## START Listed entries

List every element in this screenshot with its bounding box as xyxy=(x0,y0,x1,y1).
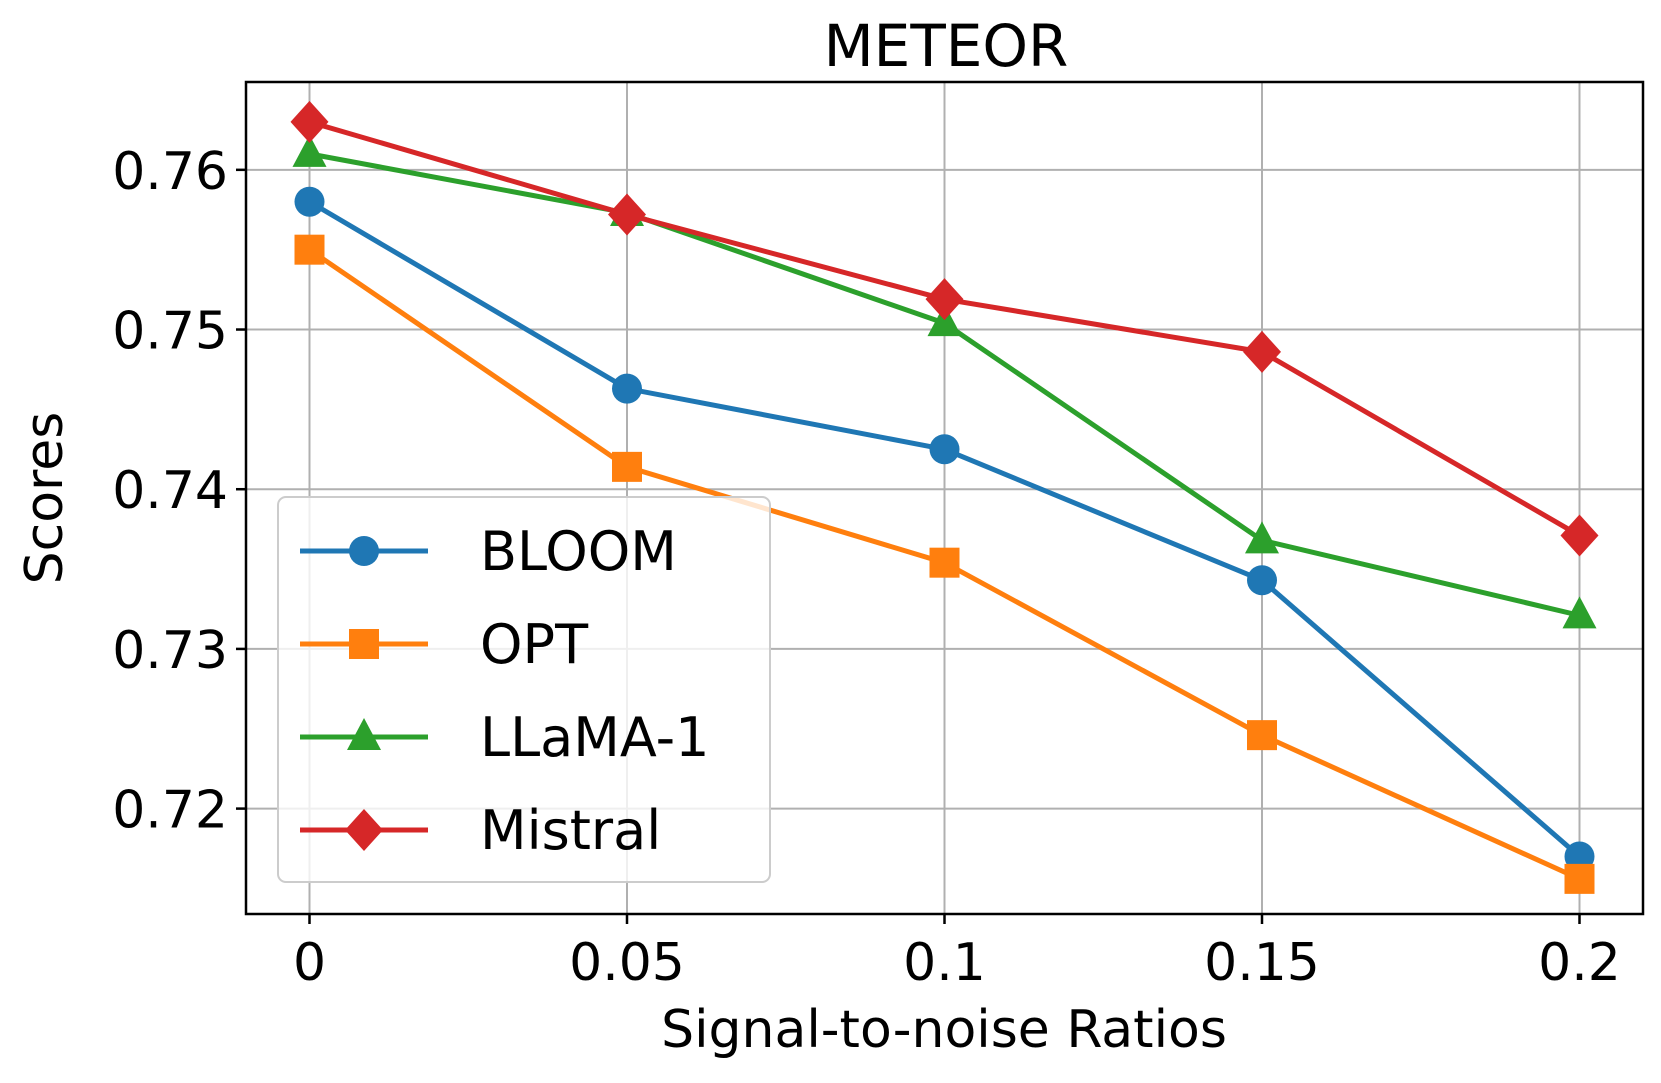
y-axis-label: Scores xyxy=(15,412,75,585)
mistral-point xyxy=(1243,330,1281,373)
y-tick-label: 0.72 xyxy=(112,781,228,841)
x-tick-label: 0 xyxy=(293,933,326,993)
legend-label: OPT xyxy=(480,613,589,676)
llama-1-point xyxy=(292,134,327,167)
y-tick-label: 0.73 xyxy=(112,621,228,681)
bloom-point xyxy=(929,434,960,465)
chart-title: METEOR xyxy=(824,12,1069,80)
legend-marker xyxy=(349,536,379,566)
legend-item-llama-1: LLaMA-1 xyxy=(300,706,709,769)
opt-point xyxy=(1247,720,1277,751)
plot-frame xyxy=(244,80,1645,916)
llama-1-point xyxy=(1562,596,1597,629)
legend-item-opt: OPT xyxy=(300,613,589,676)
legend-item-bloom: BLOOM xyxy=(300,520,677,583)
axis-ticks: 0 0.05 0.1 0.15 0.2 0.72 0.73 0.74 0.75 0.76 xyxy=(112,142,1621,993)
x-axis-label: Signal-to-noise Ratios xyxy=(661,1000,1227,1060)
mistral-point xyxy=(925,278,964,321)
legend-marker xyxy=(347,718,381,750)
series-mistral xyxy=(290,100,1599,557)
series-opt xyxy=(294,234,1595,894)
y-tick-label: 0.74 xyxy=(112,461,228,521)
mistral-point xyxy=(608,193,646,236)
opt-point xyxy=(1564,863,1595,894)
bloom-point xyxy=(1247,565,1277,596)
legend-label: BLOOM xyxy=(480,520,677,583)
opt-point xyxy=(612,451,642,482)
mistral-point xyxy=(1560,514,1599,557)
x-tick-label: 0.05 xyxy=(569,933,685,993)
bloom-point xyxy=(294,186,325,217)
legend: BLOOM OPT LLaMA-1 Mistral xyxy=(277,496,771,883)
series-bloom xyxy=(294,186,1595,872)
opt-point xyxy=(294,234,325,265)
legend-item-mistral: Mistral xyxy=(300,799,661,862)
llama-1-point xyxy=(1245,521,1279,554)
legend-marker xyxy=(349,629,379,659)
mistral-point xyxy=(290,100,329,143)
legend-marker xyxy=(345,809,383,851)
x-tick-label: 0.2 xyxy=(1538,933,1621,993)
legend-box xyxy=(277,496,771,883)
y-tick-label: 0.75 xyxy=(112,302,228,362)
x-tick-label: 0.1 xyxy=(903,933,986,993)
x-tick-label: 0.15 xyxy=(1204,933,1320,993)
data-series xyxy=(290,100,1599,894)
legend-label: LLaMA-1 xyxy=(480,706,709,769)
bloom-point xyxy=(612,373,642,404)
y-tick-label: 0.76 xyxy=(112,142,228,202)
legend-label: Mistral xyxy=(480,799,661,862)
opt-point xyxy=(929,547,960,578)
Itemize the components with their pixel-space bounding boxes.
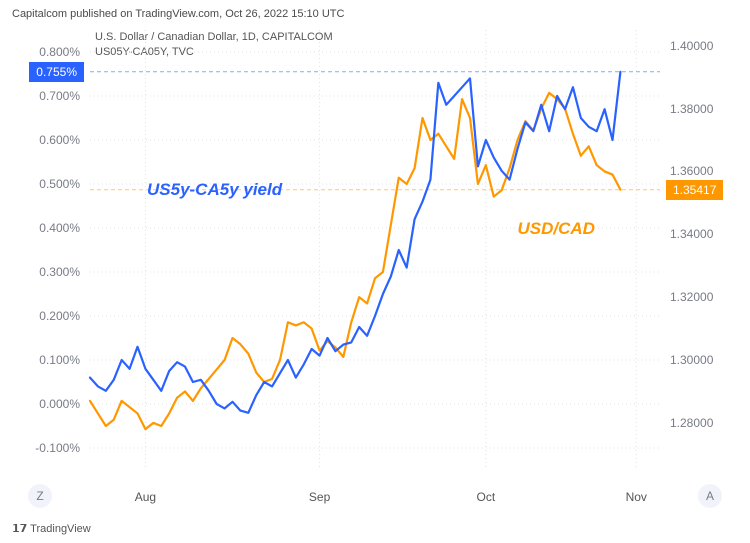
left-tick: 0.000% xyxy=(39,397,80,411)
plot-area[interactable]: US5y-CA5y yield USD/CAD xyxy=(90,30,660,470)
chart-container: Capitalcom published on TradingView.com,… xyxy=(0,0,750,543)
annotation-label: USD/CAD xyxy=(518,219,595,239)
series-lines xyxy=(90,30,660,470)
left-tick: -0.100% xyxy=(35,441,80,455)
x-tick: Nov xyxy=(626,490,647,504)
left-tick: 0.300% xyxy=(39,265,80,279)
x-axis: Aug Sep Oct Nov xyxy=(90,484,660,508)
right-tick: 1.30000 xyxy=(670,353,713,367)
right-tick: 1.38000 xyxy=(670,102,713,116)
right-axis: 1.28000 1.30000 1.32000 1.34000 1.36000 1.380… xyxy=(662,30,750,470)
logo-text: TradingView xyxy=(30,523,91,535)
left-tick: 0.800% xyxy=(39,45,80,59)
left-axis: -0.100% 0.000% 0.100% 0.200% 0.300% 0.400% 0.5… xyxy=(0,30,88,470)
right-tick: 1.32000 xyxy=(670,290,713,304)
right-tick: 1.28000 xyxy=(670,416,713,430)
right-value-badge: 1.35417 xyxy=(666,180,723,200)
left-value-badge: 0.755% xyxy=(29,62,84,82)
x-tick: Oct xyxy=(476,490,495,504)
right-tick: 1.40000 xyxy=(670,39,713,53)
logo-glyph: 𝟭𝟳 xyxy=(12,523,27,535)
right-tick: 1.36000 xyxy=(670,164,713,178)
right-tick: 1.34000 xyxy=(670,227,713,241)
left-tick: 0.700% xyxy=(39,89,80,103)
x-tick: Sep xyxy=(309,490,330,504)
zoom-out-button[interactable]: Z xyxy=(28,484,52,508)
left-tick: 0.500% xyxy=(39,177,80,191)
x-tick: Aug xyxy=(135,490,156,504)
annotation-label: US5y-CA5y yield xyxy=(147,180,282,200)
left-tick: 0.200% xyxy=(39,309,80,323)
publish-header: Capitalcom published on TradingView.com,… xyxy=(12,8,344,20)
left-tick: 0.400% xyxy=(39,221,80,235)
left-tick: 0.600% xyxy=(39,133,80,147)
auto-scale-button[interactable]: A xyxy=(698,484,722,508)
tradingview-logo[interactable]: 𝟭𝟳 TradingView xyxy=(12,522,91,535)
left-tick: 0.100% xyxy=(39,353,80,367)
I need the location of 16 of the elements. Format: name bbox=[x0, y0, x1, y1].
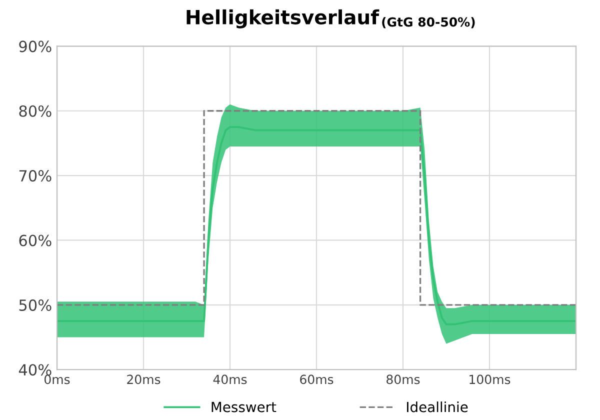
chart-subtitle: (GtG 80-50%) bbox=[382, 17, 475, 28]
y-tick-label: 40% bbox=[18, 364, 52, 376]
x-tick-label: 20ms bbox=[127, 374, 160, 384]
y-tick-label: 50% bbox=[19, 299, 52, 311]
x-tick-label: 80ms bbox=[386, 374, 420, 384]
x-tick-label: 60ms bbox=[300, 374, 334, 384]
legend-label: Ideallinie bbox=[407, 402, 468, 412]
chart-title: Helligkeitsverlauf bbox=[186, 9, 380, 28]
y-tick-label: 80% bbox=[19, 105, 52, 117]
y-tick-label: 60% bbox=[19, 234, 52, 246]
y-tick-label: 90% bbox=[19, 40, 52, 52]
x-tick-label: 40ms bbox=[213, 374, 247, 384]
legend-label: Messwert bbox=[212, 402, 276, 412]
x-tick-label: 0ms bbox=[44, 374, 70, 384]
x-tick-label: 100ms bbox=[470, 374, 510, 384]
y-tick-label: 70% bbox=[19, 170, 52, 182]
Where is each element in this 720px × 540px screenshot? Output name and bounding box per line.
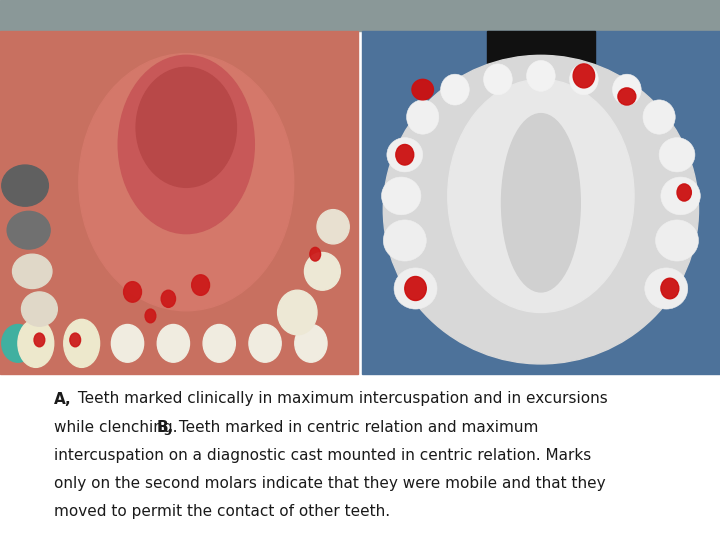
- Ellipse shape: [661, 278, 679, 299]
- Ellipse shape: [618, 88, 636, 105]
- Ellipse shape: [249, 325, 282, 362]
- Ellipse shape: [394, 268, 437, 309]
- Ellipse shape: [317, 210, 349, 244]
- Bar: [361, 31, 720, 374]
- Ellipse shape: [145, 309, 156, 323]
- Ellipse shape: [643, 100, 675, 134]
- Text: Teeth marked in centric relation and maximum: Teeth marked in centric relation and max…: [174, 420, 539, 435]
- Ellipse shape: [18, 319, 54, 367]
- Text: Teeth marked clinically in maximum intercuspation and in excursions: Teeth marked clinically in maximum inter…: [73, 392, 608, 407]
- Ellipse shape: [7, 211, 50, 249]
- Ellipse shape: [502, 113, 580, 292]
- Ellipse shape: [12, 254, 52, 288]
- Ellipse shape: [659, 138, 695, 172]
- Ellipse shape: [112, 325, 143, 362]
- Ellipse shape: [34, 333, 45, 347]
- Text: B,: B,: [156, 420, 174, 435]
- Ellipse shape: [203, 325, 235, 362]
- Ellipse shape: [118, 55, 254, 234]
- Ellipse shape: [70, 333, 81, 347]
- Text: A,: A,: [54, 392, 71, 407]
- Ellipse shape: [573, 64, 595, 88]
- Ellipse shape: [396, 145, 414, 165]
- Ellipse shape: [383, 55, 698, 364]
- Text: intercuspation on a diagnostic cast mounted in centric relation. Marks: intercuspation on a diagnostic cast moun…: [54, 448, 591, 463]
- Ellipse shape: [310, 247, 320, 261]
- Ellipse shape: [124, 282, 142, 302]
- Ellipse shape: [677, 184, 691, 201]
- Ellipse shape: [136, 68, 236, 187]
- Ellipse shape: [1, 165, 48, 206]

## END Listed entries

● **Problem**: Repeat everything above from the line containing "y-axis-label: Scores xyxy=(15,412,75,585)" down to the line containing "x-axis-label: Signal-to-noise Ratios", including both of those lines.

● **Complete response**:
y-axis-label: Scores xyxy=(15,412,75,585)
mistral-point xyxy=(1243,330,1281,373)
y-tick-label: 0.72 xyxy=(112,781,228,841)
x-tick-label: 0 xyxy=(293,933,326,993)
legend-label: OPT xyxy=(480,613,589,676)
llama-1-point xyxy=(292,134,327,167)
y-tick-label: 0.73 xyxy=(112,621,228,681)
bloom-point xyxy=(929,434,960,465)
chart-title: METEOR xyxy=(824,12,1069,80)
legend-marker xyxy=(349,536,379,566)
legend-item-llama-1: LLaMA-1 xyxy=(300,706,709,769)
opt-point xyxy=(1247,720,1277,751)
plot-frame xyxy=(244,80,1645,916)
llama-1-point xyxy=(1562,596,1597,629)
legend-item-opt: OPT xyxy=(300,613,589,676)
legend-item-bloom: BLOOM xyxy=(300,520,677,583)
axis-ticks: 0 0.05 0.1 0.15 0.2 0.72 0.73 0.74 0.75 0.76 xyxy=(112,142,1621,993)
x-axis-label: Signal-to-noise Ratios xyxy=(661,1000,1227,1060)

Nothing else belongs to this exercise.